● Required work: Identify the lines that include the word "Degrees", then copy all of them.

● Extracted entries:

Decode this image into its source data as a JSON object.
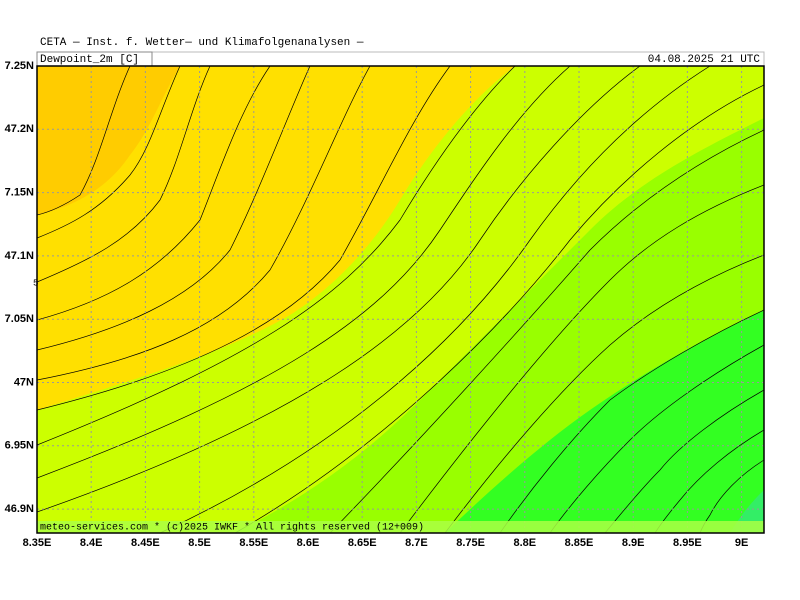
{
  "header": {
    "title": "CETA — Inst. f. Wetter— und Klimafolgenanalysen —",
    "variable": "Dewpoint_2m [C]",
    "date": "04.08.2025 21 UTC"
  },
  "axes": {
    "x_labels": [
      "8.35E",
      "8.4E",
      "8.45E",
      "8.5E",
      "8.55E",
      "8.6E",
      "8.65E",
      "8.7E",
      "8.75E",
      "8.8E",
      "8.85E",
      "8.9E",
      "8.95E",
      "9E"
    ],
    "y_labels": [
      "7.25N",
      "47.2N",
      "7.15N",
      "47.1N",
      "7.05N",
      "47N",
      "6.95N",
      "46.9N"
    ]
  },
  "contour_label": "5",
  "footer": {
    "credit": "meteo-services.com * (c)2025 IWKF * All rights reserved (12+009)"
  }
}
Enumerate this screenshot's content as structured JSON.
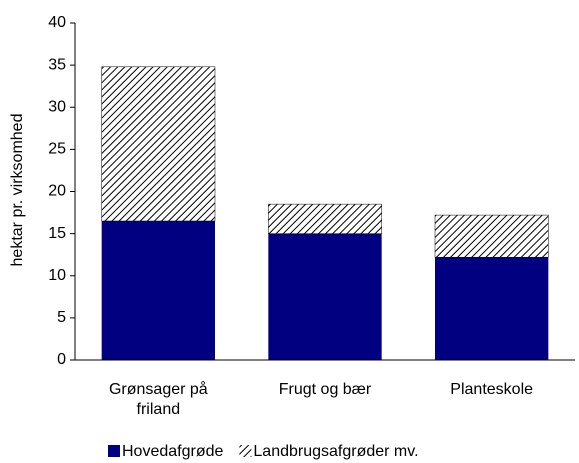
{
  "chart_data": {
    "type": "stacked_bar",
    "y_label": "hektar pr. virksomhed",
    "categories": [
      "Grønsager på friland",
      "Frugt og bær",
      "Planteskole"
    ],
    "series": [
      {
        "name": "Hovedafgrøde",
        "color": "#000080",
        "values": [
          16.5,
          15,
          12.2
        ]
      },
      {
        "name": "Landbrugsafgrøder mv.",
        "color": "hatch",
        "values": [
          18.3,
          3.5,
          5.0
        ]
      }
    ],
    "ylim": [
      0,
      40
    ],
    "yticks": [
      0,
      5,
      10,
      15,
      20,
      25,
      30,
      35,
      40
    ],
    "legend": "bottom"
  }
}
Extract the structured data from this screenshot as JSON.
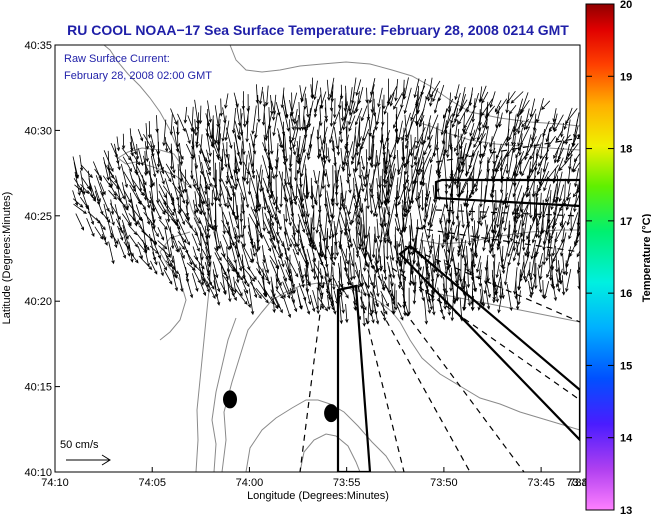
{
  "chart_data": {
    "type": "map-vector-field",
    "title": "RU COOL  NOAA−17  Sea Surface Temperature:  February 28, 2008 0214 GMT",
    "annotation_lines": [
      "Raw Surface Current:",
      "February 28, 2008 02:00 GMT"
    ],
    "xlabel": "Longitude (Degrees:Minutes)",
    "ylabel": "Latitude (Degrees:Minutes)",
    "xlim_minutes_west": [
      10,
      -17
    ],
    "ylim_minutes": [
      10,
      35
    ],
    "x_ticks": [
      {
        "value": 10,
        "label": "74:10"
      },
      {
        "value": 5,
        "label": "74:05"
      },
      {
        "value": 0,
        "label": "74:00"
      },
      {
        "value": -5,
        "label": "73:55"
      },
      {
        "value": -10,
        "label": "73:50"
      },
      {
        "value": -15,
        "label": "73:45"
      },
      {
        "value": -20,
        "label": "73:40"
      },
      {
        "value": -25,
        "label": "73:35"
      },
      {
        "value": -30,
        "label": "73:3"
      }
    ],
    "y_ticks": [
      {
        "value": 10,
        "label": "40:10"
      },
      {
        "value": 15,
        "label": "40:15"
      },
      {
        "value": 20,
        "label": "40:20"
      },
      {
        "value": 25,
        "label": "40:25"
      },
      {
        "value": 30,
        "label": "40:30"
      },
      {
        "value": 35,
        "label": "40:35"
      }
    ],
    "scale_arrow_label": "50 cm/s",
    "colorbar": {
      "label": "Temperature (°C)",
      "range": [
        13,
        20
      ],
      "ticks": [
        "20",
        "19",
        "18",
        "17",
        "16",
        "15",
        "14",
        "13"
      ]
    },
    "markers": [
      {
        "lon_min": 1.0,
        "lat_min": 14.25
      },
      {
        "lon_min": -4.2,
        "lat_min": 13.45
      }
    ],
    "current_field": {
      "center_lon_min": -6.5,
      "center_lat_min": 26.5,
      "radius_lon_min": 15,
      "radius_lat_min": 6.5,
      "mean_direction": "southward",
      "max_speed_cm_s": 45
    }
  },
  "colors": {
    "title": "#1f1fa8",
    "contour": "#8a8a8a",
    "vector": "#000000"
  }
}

● Solution for this problem:
    "xlabel": "Longitude (Degrees:Minutes)",
    "ylabel": "Latitude (Degrees:Minutes)",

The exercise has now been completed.